### Excerpted text

Hero Academia Season 2: It’s not the budget
Anime culture is fast forwarding towards becoming a worldwide phenomenon. With the recent surge of fans in the west, this industry has found itself in high demand and bolstering fandom throughout the world. This is also the reason there are a high toll of anime being broadcasted every season, to cater to the demands of fans. But it also becomes a bane as artists, writers, directors, and basically entire studios are caught up in a whirlwind of hectic production schedules, conflicts, time restraints, and, unfortunately, low pay to chug out one show after another.
The vast majority of long running animes suffer because of such a schedule as new episodes must be made on a weekly basis, and this conundrum offers no respite for the artists as they have to constantly be working to meet the end goals of the week. The worst case scenarios are where an anime doesn’t air a new episode that week, and at best the quality suffers. The small respite a studio gains from this hectic scenario is when its production starts way ahead of time and hence the creative team finds the time to polish its product as much as possible before it starts airing, the case being made here is of ‘My Hero Academia Season 2”. In no way was the first season bad, the animation quality for most if not all fight scenes was exceptional and quite fluid, and showed passion in the work, but what was apparent however, was the amount of static animation for the rest of the show’s smaller scenes, (still shots of characters, showing little or no movements except lips and such etc.). And these small scenes were quite more expressive and showy in the second season. That comes down to the time available to the studio staff and head animator to do the touch ups before the episode has aired.
Making anime is a lengthy process and that is why it takes a lot of time for a quality anime to air, one season after another. The fact that the season 2 of Hero Academia is so well polished is because the studio had revealed that they were ahead of schedule during production. Production for the season’s 7th episode was in production back in January, 3 whole months before the season was due to start airing.

### Source data
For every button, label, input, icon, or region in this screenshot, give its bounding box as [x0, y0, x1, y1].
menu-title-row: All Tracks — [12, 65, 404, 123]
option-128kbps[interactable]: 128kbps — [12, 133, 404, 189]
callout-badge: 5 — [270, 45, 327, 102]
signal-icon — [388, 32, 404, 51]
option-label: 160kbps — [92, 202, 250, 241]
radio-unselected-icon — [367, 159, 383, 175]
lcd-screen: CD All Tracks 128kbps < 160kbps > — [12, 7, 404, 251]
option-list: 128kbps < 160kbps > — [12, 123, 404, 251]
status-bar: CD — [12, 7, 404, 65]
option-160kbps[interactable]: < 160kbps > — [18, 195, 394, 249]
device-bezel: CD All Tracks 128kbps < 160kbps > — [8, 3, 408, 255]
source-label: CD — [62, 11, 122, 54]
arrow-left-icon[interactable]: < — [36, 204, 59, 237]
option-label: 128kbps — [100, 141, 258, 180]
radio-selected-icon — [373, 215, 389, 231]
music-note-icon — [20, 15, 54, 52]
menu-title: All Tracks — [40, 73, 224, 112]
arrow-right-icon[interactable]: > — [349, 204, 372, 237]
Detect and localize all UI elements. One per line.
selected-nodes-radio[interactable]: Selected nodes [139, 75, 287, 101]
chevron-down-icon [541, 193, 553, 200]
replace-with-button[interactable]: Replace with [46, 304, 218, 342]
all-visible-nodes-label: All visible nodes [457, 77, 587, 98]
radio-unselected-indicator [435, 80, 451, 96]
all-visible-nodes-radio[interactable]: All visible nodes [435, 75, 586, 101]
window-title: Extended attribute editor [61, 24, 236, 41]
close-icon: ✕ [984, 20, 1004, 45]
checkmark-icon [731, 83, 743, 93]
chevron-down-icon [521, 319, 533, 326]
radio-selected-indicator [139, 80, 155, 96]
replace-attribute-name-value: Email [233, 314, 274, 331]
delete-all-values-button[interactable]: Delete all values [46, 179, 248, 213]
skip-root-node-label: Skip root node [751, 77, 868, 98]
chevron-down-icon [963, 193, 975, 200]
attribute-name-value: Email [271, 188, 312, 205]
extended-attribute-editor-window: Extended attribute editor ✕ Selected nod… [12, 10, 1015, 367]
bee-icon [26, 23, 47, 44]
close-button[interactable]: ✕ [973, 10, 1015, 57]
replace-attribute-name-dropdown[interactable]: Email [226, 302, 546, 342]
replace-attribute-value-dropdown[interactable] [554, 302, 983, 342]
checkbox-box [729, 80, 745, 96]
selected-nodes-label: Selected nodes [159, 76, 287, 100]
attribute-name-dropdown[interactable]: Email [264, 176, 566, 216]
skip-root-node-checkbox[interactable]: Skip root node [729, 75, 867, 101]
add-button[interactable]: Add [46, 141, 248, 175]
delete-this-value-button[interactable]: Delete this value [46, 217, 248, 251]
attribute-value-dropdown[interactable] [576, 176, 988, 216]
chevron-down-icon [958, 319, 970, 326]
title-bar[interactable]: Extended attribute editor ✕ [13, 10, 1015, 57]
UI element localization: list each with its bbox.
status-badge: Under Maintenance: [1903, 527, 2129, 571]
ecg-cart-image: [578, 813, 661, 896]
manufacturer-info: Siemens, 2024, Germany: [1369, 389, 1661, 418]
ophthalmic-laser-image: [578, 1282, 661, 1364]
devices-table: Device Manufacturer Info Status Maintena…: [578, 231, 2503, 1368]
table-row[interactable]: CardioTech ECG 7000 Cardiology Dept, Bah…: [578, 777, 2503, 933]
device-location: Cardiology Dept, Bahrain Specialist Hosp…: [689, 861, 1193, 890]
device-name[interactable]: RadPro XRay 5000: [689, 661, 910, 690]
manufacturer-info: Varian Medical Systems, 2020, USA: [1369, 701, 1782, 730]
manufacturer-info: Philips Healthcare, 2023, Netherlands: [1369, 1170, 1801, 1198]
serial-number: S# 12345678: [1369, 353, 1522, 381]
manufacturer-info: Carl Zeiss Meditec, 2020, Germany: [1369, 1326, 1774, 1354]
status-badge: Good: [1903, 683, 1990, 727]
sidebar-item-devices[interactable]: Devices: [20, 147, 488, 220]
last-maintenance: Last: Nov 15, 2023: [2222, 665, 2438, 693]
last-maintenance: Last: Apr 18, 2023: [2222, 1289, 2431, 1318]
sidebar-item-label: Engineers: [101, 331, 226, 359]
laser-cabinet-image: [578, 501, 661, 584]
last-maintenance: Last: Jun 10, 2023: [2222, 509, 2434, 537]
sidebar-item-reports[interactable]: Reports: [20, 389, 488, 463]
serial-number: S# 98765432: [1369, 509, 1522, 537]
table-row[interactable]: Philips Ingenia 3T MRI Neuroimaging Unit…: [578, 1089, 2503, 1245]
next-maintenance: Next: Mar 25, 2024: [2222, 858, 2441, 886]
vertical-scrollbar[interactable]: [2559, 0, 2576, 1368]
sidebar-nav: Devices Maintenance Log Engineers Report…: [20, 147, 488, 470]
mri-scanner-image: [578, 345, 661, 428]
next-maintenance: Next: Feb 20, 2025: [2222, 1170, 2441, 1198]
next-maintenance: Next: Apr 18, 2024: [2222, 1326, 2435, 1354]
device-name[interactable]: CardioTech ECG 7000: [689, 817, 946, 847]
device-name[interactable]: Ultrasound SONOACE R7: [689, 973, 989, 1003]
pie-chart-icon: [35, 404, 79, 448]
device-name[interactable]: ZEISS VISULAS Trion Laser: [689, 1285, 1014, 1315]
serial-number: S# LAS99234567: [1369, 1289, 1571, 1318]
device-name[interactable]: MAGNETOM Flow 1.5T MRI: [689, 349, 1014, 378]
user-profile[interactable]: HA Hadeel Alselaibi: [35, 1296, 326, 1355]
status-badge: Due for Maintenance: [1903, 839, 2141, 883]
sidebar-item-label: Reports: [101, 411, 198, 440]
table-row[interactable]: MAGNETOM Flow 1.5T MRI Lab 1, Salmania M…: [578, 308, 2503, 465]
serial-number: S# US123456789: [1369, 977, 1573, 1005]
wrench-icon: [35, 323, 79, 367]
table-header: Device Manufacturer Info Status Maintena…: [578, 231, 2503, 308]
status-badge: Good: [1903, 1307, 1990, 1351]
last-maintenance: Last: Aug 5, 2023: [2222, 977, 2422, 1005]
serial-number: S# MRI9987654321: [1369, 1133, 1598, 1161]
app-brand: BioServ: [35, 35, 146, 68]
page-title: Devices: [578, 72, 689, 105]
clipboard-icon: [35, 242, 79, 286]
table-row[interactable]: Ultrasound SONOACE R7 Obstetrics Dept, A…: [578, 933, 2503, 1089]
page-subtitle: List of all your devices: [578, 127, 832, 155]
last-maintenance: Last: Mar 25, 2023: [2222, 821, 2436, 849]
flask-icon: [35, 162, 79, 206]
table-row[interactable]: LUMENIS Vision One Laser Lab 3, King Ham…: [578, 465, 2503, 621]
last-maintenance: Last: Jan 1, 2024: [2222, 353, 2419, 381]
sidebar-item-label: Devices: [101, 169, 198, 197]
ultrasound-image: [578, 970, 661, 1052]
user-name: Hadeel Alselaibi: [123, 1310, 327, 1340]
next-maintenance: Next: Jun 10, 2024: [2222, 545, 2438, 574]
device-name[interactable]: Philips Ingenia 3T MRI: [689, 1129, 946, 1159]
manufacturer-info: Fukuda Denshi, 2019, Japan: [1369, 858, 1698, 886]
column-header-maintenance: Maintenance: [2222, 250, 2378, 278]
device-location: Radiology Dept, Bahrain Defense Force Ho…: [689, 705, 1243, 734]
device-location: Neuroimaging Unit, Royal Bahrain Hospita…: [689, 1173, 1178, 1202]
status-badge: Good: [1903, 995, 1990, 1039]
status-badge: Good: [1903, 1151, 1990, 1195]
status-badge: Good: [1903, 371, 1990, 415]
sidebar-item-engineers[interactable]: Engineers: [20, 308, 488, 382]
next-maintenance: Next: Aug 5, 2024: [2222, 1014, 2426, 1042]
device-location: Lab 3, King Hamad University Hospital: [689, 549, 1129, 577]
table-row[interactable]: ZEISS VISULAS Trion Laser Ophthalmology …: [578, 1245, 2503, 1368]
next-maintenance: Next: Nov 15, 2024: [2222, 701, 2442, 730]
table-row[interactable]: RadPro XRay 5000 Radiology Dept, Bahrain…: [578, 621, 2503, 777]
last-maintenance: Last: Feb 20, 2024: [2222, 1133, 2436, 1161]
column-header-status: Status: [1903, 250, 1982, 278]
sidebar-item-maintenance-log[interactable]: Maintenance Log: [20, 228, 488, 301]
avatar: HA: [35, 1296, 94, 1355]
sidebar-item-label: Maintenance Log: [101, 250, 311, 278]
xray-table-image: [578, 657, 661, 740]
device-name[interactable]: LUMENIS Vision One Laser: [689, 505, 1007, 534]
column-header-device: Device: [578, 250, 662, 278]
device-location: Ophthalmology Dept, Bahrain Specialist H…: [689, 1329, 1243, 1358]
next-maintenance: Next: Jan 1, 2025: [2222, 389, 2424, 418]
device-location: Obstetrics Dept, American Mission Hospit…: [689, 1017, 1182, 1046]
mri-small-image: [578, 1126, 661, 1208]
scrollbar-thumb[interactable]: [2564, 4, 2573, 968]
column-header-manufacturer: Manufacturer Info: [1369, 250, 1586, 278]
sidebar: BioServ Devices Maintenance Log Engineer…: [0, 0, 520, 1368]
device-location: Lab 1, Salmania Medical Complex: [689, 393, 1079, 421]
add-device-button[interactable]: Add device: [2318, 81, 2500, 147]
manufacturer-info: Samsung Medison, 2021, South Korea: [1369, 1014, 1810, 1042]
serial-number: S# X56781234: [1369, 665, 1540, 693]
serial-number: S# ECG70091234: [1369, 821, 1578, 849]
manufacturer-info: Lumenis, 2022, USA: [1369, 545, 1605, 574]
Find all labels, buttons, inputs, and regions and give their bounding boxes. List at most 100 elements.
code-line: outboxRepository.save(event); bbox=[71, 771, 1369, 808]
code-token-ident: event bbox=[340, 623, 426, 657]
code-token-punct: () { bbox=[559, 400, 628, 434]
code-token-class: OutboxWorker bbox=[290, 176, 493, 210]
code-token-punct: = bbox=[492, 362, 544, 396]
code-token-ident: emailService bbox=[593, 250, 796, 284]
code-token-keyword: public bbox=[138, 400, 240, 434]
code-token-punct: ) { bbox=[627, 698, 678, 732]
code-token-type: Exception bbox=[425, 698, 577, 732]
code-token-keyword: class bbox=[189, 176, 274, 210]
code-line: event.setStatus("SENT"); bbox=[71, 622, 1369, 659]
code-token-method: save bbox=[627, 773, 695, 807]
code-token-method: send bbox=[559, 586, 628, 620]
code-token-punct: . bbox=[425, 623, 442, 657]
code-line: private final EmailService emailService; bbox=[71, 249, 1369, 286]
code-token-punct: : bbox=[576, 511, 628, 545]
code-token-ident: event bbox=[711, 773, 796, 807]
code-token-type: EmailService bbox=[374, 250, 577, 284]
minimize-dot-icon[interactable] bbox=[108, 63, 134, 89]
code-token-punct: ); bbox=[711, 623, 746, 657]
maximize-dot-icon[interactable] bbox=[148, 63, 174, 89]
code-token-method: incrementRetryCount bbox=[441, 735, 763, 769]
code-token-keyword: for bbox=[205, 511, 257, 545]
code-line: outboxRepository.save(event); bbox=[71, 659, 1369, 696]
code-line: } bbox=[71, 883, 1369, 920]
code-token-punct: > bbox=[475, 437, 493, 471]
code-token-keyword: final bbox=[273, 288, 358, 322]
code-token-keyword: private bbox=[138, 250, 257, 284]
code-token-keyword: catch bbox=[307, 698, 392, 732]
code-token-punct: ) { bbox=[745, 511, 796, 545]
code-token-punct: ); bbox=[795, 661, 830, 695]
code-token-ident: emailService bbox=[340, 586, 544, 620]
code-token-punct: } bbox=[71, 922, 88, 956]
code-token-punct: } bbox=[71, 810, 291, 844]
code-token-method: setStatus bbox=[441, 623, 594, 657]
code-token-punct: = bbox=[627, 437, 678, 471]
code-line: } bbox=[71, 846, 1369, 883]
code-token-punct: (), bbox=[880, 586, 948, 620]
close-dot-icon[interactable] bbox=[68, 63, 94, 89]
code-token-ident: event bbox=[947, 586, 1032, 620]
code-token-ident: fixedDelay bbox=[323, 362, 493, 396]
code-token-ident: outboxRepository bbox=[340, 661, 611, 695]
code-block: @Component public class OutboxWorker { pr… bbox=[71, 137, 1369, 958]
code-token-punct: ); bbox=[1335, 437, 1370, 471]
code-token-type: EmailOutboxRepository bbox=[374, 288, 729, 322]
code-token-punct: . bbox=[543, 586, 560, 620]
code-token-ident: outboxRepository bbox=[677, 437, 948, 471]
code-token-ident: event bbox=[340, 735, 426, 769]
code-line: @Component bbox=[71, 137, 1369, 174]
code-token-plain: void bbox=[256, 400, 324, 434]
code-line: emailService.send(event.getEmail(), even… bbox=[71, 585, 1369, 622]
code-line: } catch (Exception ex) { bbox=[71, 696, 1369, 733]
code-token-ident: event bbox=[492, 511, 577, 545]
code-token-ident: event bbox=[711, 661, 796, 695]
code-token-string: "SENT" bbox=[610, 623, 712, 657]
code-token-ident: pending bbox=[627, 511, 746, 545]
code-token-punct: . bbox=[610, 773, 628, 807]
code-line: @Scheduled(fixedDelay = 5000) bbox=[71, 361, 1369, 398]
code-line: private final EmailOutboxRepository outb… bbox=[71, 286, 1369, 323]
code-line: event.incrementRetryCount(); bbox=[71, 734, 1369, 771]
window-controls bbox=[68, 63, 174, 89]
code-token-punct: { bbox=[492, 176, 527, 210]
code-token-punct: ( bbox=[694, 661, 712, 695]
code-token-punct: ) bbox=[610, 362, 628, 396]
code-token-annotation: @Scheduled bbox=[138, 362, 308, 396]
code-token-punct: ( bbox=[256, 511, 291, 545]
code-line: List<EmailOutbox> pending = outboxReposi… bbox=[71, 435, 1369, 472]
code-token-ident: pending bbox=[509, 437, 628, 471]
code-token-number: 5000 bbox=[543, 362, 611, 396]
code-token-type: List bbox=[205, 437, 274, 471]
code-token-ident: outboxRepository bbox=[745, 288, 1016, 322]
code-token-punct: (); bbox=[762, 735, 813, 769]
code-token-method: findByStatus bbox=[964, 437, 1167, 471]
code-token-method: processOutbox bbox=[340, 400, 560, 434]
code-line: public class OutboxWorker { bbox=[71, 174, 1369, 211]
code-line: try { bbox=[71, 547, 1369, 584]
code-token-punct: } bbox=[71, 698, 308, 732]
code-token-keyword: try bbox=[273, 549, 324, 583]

### Work order
Please rewrite the paragraph of the anime production article that begins "Making anime is a lengthy process" in two shorter sentences, keeping its main facts. The entries aren't needed for this.

### Solution for this task
Anime takes a long time to make, so quality seasons are slow to follow one another. Hero Academia Season 2 is well polished because the studio was ahead of schedule: its 7th episode was already in production in January, three months before the season was due to start airing.